DESCRIPTION OF THE TASK: Substitute "Kavya" for "Anurag" wherever it occurs in the rows below, and write out all the lines again with nothing else altered.

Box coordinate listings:
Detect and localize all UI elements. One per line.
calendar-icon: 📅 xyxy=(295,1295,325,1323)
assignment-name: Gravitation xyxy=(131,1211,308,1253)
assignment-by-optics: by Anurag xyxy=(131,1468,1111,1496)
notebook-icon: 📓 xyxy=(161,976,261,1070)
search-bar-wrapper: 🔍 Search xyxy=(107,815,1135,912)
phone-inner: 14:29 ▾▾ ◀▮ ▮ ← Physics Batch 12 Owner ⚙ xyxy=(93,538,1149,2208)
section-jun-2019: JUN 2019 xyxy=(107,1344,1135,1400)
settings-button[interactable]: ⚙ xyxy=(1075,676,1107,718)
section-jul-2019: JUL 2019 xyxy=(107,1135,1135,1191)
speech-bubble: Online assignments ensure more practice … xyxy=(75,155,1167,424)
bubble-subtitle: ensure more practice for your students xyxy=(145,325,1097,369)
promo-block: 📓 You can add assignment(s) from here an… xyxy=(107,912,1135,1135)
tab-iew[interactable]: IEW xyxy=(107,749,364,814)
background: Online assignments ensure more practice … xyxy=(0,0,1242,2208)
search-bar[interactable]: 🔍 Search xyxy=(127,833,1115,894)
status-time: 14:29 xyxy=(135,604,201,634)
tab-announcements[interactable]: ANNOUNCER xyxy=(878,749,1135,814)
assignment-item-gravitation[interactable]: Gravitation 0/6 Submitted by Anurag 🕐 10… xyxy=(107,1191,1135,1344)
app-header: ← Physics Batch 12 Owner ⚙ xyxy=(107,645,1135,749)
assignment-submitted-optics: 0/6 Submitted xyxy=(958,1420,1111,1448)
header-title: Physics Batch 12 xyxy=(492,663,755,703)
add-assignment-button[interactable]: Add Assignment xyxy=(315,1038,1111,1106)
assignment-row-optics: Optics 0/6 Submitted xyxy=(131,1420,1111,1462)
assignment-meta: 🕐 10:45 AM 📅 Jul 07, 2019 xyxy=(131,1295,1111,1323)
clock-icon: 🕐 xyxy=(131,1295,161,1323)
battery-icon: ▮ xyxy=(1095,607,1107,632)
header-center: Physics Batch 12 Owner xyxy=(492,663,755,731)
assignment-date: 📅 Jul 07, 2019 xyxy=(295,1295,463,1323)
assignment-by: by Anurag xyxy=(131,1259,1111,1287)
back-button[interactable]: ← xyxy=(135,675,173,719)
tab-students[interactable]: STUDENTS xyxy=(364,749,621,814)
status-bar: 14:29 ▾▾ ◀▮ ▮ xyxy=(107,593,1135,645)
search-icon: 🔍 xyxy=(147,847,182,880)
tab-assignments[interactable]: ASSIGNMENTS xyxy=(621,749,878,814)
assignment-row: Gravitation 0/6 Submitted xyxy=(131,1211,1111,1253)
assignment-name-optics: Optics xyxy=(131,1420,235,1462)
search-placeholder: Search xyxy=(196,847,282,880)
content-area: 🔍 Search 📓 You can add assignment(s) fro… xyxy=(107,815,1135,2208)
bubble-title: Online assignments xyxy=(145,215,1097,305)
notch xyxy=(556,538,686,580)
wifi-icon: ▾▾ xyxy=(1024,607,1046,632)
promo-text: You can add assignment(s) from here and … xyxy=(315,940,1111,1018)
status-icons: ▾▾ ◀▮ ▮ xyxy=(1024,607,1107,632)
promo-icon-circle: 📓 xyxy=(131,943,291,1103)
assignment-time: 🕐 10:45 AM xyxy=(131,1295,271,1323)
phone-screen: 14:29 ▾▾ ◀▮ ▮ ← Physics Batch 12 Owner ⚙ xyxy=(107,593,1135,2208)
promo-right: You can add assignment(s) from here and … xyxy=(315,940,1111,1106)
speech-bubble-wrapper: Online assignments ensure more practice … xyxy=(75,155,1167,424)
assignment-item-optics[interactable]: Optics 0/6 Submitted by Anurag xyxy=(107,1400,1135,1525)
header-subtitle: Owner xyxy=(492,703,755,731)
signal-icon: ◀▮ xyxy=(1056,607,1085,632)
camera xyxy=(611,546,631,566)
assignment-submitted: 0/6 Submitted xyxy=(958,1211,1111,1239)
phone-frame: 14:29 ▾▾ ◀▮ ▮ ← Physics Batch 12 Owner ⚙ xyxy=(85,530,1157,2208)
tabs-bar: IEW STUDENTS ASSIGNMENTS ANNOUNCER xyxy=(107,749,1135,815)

WORKED SOLUTION:
Detect and localize all UI elements. One per line.
calendar-icon: 📅 xyxy=(295,1295,325,1323)
assignment-name: Gravitation xyxy=(131,1211,308,1253)
assignment-by-optics: by Kavya xyxy=(131,1468,1111,1496)
notebook-icon: 📓 xyxy=(161,976,261,1070)
search-bar-wrapper: 🔍 Search xyxy=(107,815,1135,912)
phone-inner: 14:29 ▾▾ ◀▮ ▮ ← Physics Batch 12 Owner ⚙ xyxy=(93,538,1149,2208)
section-jun-2019: JUN 2019 xyxy=(107,1344,1135,1400)
settings-button[interactable]: ⚙ xyxy=(1075,676,1107,718)
section-jul-2019: JUL 2019 xyxy=(107,1135,1135,1191)
speech-bubble: Online assignments ensure more practice … xyxy=(75,155,1167,424)
bubble-subtitle: ensure more practice for your students xyxy=(145,325,1097,369)
promo-block: 📓 You can add assignment(s) from here an… xyxy=(107,912,1135,1135)
tab-iew[interactable]: IEW xyxy=(107,749,364,814)
background: Online assignments ensure more practice … xyxy=(0,0,1242,2208)
search-bar[interactable]: 🔍 Search xyxy=(127,833,1115,894)
status-time: 14:29 xyxy=(135,604,201,634)
tab-announcements[interactable]: ANNOUNCER xyxy=(878,749,1135,814)
assignment-item-gravitation[interactable]: Gravitation 0/6 Submitted by Kavya 🕐 10… xyxy=(107,1191,1135,1344)
app-header: ← Physics Batch 12 Owner ⚙ xyxy=(107,645,1135,749)
assignment-submitted-optics: 0/6 Submitted xyxy=(958,1420,1111,1448)
header-title: Physics Batch 12 xyxy=(492,663,755,703)
add-assignment-button[interactable]: Add Assignment xyxy=(315,1038,1111,1106)
assignment-row-optics: Optics 0/6 Submitted xyxy=(131,1420,1111,1462)
assignment-meta: 🕐 10:45 AM 📅 Jul 07, 2019 xyxy=(131,1295,1111,1323)
clock-icon: 🕐 xyxy=(131,1295,161,1323)
battery-icon: ▮ xyxy=(1095,607,1107,632)
header-center: Physics Batch 12 Owner xyxy=(492,663,755,731)
assignment-date: 📅 Jul 07, 2019 xyxy=(295,1295,463,1323)
assignment-by: by Kavya xyxy=(131,1259,1111,1287)
back-button[interactable]: ← xyxy=(135,675,173,719)
tab-students[interactable]: STUDENTS xyxy=(364,749,621,814)
status-bar: 14:29 ▾▾ ◀▮ ▮ xyxy=(107,593,1135,645)
search-icon: 🔍 xyxy=(147,847,182,880)
tab-assignments[interactable]: ASSIGNMENTS xyxy=(621,749,878,814)
assignment-row: Gravitation 0/6 Submitted xyxy=(131,1211,1111,1253)
assignment-name-optics: Optics xyxy=(131,1420,235,1462)
search-placeholder: Search xyxy=(196,847,282,880)
content-area: 🔍 Search 📓 You can add assignment(s) fro… xyxy=(107,815,1135,2208)
bubble-title: Online assignments xyxy=(145,215,1097,305)
notch xyxy=(556,538,686,580)
wifi-icon: ▾▾ xyxy=(1024,607,1046,632)
promo-text: You can add assignment(s) from here and … xyxy=(315,940,1111,1018)
status-icons: ▾▾ ◀▮ ▮ xyxy=(1024,607,1107,632)
promo-icon-circle: 📓 xyxy=(131,943,291,1103)
assignment-time: 🕐 10:45 AM xyxy=(131,1295,271,1323)
phone-screen: 14:29 ▾▾ ◀▮ ▮ ← Physics Batch 12 Owner ⚙ xyxy=(107,593,1135,2208)
promo-right: You can add assignment(s) from here and … xyxy=(315,940,1111,1106)
speech-bubble-wrapper: Online assignments ensure more practice … xyxy=(75,155,1167,424)
assignment-item-optics[interactable]: Optics 0/6 Submitted by Kavya xyxy=(107,1400,1135,1525)
header-subtitle: Owner xyxy=(492,703,755,731)
signal-icon: ◀▮ xyxy=(1056,607,1085,632)
camera xyxy=(611,546,631,566)
assignment-submitted: 0/6 Submitted xyxy=(958,1211,1111,1239)
phone-frame: 14:29 ▾▾ ◀▮ ▮ ← Physics Batch 12 Owner ⚙ xyxy=(85,530,1157,2208)
tabs-bar: IEW STUDENTS ASSIGNMENTS ANNOUNCER xyxy=(107,749,1135,815)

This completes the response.